Work to be completed. Beneath this sentence is a set of records; write each of them out exactly.

Data for processing.

****************************************

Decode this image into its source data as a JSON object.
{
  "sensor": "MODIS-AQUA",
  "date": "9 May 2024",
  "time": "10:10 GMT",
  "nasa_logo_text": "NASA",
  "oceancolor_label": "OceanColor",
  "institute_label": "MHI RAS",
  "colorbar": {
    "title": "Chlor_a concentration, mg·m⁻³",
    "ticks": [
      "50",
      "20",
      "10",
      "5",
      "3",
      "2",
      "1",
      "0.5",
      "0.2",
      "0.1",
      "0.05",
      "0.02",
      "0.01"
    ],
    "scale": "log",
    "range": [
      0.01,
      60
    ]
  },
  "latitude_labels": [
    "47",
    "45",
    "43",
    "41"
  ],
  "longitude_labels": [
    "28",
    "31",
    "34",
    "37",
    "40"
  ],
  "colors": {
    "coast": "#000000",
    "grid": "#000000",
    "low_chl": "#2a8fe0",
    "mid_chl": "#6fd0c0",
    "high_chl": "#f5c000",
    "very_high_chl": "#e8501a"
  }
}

****************************************

Worked solution.
Decode this image into its source data as a JSON object.
{
  "sensor": "MODIS-AQUA",
  "date": "9 May 2024",
  "time": "10:10 GMT",
  "nasa_logo_text": "NASA",
  "oceancolor_label": "OceanColor",
  "institute_label": "MHI RAS",
  "colorbar": {
    "title": "Chlor_a concentration, mg·m⁻³",
    "ticks": [
      "50",
      "20",
      "10",
      "5",
      "3",
      "2",
      "1",
      "0.5",
      "0.2",
      "0.1",
      "0.05",
      "0.02",
      "0.01"
    ],
    "scale": "log",
    "range": [
      0.01,
      60
    ]
  },
  "latitude_labels": [
    "47",
    "45",
    "43",
    "41"
  ],
  "longitude_labels": [
    "28",
    "31",
    "34",
    "37",
    "40"
  ],
  "colors": {
    "coast": "#000000",
    "grid": "#000000",
    "low_chl": "#2a8fe0",
    "mid_chl": "#6fd0c0",
    "high_chl": "#f5c000",
    "very_high_chl": "#e8501a"
  }
}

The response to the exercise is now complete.